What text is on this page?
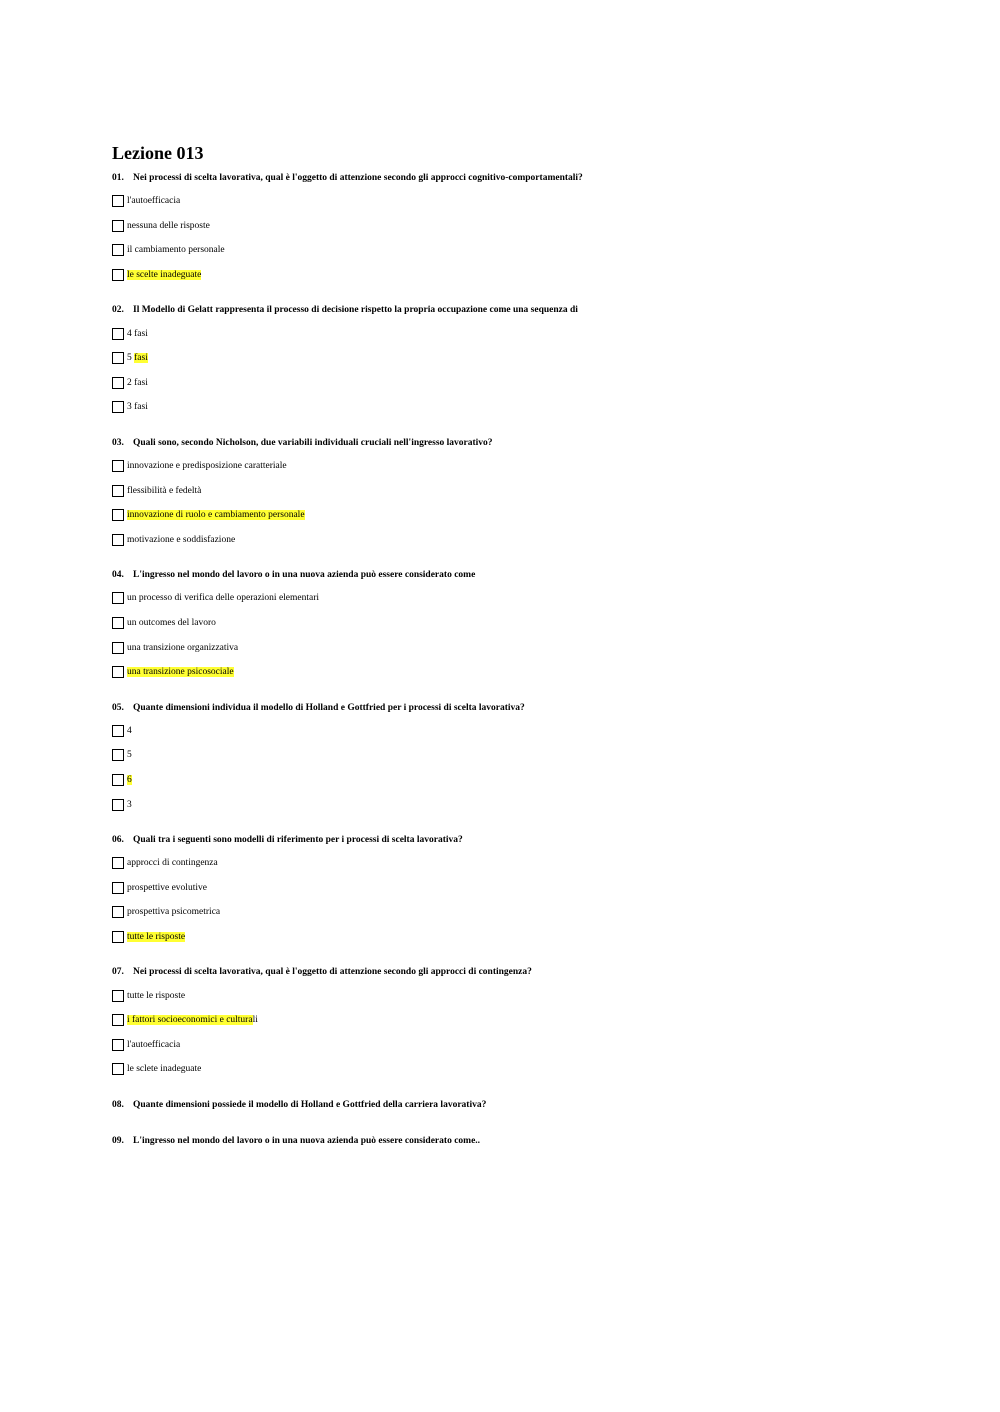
Lezione 013
01. Nei processi di scelta lavorativa, qual è l'oggetto di attenzione secondo gli approcci cognitivo-comportamentali?
l'autoefficacia
nessuna delle risposte
il cambiamento personale
le scelte inadeguate
02. Il Modello di Gelatt rappresenta il processo di decisione rispetto la propria occupazione come una sequenza di
4 fasi
5 fasi
2 fasi
3 fasi
03. Quali sono, secondo Nicholson, due variabili individuali cruciali nell'ingresso lavorativo?
innovazione e predisposizione caratteriale
flessibilità e fedeltà
innovazione di ruolo e cambiamento personale
motivazione e soddisfazione
04. L'ingresso nel mondo del lavoro o in una nuova azienda può essere considerato come
un processo di verifica delle operazioni elementari
un outcomes del lavoro
una transizione organizzativa
una transizione psicosociale
05. Quante dimensioni individua il modello di Holland e Gottfried per i processi di scelta lavorativa?
4
5
6
3
06. Quali tra i seguenti sono modelli di riferimento per i processi di scelta lavorativa?
approcci di contingenza
prospettive evolutive
prospettiva psicometrica
tutte le risposte
07. Nei processi di scelta lavorativa, qual è l'oggetto di attenzione secondo gli approcci di contingenza?
tutte le risposte
i fattori socioeconomici e culturali
l'autoefficacia
le sclete inadeguate
08. Quante dimensioni possiede il modello di Holland e Gottfried della carriera lavorativa?
09. L'ingresso nel mondo del lavoro o in una nuova azienda può essere considerato come..
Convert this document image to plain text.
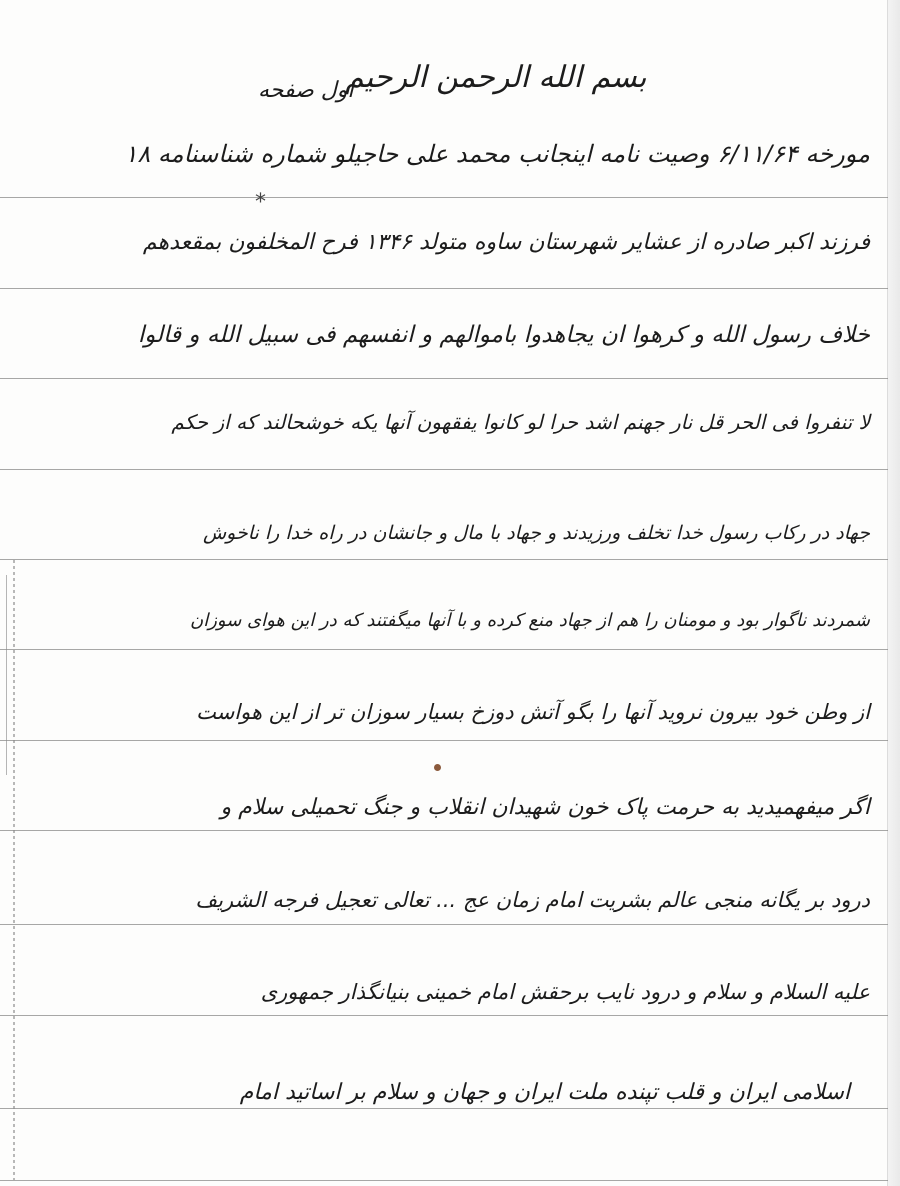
بسم الله الرحمن الرحیم
اول صفحه
مورخه ۶/۱۱/۶۴ وصیت نامه اینجانب محمد علی حاجیلو شماره شناسنامه ۱۸
*
فرزند اکبر صادره از عشایر شهرستان ساوه متولد ۱۳۴۶ فرح المخلفون بمقعدهم
خلاف رسول الله و کرهوا ان یجاهدوا باموالهم و انفسهم فی سبیل الله و قالوا
لا تنفروا فی الحر قل نار جهنم اشد حرا لو کانوا یفقهون آنها یکه خوشحالند که از حکم
جهاد در رکاب رسول خدا تخلف ورزیدند و جهاد با مال و جانشان در راه خدا را ناخوش
شمردند ناگوار بود و مومنان را هم از جهاد منع کرده و با آنها میگفتند که در این هوای سوزان
از وطن خود بیرون نروید آنها را بگو آتش دوزخ بسیار سوزان تر از این هواست
اگر میفهمیدید به حرمت پاک خون شهیدان انقلاب و جنگ تحمیلی سلام و
درود بر یگانه منجی عالم بشریت امام زمان عج ... تعالی تعجیل فرجه الشریف
علیه السلام و سلام و درود نایب برحقش امام خمینی بنیانگذار جمهوری
اسلامی ایران و قلب تپنده ملت ایران و جهان و سلام بر اساتید امام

━━━━━━━━

Exercise brief —
Restate the data above exactly, stripping out each image.

Output —
What text is on this page?
Lezione 013
01. Nei processi di scelta lavorativa, qual è l'oggetto di attenzione secondo gli approcci cognitivo-comportamentali?
l'autoefficacia
nessuna delle risposte
il cambiamento personale
le scelte inadeguate
02. Il Modello di Gelatt rappresenta il processo di decisione rispetto la propria occupazione come una sequenza di
4 fasi
5 fasi
2 fasi
3 fasi
03. Quali sono, secondo Nicholson, due variabili individuali cruciali nell'ingresso lavorativo?
innovazione e predisposizione caratteriale
flessibilità e fedeltà
innovazione di ruolo e cambiamento personale
motivazione e soddisfazione
04. L'ingresso nel mondo del lavoro o in una nuova azienda può essere considerato come
un processo di verifica delle operazioni elementari
un outcomes del lavoro
una transizione organizzativa
una transizione psicosociale
05. Quante dimensioni individua il modello di Holland e Gottfried per i processi di scelta lavorativa?
4
5
6
3
06. Quali tra i seguenti sono modelli di riferimento per i processi di scelta lavorativa?
approcci di contingenza
prospettive evolutive
prospettiva psicometrica
tutte le risposte
07. Nei processi di scelta lavorativa, qual è l'oggetto di attenzione secondo gli approcci di contingenza?
tutte le risposte
i fattori socioeconomici e culturali
l'autoefficacia
le sclete inadeguate
08. Quante dimensioni possiede il modello di Holland e Gottfried della carriera lavorativa?
09. L'ingresso nel mondo del lavoro o in una nuova azienda può essere considerato come..
Convert this document image to plain text.
بسم الله الرحمن الرحیم
اول صفحه
مورخه ۶/۱۱/۶۴ وصیت نامه اینجانب محمد علی حاجیلو شماره شناسنامه ۱۸
*
فرزند اکبر صادره از عشایر شهرستان ساوه متولد ۱۳۴۶ فرح المخلفون بمقعدهم
خلاف رسول الله و کرهوا ان یجاهدوا باموالهم و انفسهم فی سبیل الله و قالوا
لا تنفروا فی الحر قل نار جهنم اشد حرا لو کانوا یفقهون آنها یکه خوشحالند که از حکم
جهاد در رکاب رسول خدا تخلف ورزیدند و جهاد با مال و جانشان در راه خدا را ناخوش
شمردند ناگوار بود و مومنان را هم از جهاد منع کرده و با آنها میگفتند که در این هوای سوزان
از وطن خود بیرون نروید آنها را بگو آتش دوزخ بسیار سوزان تر از این هواست
اگر میفهمیدید به حرمت پاک خون شهیدان انقلاب و جنگ تحمیلی سلام و
درود بر یگانه منجی عالم بشریت امام زمان عج ... تعالی تعجیل فرجه الشریف
علیه السلام و سلام و درود نایب برحقش امام خمینی بنیانگذار جمهوری
اسلامی ایران و قلب تپنده ملت ایران و جهان و سلام بر اساتید امام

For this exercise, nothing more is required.